** START Input for this task **
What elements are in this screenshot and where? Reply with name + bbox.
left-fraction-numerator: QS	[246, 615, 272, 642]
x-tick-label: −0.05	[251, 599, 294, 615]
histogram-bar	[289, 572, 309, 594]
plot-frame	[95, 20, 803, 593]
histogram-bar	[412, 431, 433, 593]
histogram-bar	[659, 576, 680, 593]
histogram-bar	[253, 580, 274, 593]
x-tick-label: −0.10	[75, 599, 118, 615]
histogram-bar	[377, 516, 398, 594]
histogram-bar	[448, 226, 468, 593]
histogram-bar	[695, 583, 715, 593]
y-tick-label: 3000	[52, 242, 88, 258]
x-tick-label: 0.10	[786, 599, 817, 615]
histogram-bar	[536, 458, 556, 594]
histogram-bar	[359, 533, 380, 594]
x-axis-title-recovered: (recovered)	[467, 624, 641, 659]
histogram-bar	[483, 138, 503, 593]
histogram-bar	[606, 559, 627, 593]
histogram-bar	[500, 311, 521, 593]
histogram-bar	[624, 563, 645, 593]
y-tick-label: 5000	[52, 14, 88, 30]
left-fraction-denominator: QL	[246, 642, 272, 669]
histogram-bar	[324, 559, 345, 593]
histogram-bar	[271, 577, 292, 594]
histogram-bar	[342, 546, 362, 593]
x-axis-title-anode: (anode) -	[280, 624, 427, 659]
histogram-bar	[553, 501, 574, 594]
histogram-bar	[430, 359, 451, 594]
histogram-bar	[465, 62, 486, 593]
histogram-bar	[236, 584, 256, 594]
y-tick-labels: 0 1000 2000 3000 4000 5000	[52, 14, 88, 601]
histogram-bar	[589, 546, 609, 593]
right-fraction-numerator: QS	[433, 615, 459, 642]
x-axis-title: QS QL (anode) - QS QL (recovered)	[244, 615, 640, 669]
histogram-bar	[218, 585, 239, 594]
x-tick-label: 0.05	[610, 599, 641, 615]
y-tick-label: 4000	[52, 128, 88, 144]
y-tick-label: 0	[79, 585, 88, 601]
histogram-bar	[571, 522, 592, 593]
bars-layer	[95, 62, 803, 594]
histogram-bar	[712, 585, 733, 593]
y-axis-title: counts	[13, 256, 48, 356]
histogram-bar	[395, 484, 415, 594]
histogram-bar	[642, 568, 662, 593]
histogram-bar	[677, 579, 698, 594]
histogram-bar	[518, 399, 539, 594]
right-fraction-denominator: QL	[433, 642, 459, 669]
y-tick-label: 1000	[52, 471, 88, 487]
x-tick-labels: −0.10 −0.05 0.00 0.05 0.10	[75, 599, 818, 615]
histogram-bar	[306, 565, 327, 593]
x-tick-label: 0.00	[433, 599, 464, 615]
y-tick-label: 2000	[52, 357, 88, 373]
** END Input for this task **
▶ [Requirements] Reproduce every line of the records above verbatim, from the first line to the last.

▶ [Result of the task]
What elements are in this screenshot and where? Reply with name + bbox.
left-fraction-numerator: QS	[246, 615, 272, 642]
x-tick-label: −0.05	[251, 599, 294, 615]
histogram-bar	[289, 572, 309, 594]
plot-frame	[95, 20, 803, 593]
histogram-bar	[412, 431, 433, 593]
histogram-bar	[659, 576, 680, 593]
histogram-bar	[253, 580, 274, 593]
x-tick-label: −0.10	[75, 599, 118, 615]
histogram-bar	[377, 516, 398, 594]
histogram-bar	[448, 226, 468, 593]
histogram-bar	[695, 583, 715, 593]
y-tick-label: 3000	[52, 242, 88, 258]
x-tick-label: 0.10	[786, 599, 817, 615]
histogram-bar	[536, 458, 556, 594]
histogram-bar	[359, 533, 380, 594]
x-axis-title-recovered: (recovered)	[467, 624, 641, 659]
histogram-bar	[483, 138, 503, 593]
histogram-bar	[606, 559, 627, 593]
histogram-bar	[500, 311, 521, 593]
histogram-bar	[624, 563, 645, 593]
y-tick-label: 5000	[52, 14, 88, 30]
left-fraction-denominator: QL	[246, 642, 272, 669]
histogram-bar	[324, 559, 345, 593]
histogram-bar	[271, 577, 292, 594]
histogram-bar	[342, 546, 362, 593]
x-axis-title-anode: (anode) -	[280, 624, 427, 659]
histogram-bar	[553, 501, 574, 594]
histogram-bar	[430, 359, 451, 594]
histogram-bar	[465, 62, 486, 593]
histogram-bar	[236, 584, 256, 594]
y-tick-labels: 0 1000 2000 3000 4000 5000	[52, 14, 88, 601]
histogram-bar	[589, 546, 609, 593]
right-fraction-numerator: QS	[433, 615, 459, 642]
x-axis-title: QS QL (anode) - QS QL (recovered)	[244, 615, 640, 669]
histogram-bar	[218, 585, 239, 594]
x-tick-label: 0.05	[610, 599, 641, 615]
y-tick-label: 4000	[52, 128, 88, 144]
y-tick-label: 0	[79, 585, 88, 601]
histogram-bar	[571, 522, 592, 593]
bars-layer	[95, 62, 803, 594]
histogram-bar	[712, 585, 733, 593]
y-axis-title: counts	[13, 256, 48, 356]
histogram-bar	[395, 484, 415, 594]
histogram-bar	[642, 568, 662, 593]
histogram-bar	[677, 579, 698, 594]
histogram-bar	[518, 399, 539, 594]
right-fraction-denominator: QL	[433, 642, 459, 669]
y-tick-label: 1000	[52, 471, 88, 487]
x-tick-labels: −0.10 −0.05 0.00 0.05 0.10	[75, 599, 818, 615]
histogram-bar	[306, 565, 327, 593]
x-tick-label: 0.00	[433, 599, 464, 615]
y-tick-label: 2000	[52, 357, 88, 373]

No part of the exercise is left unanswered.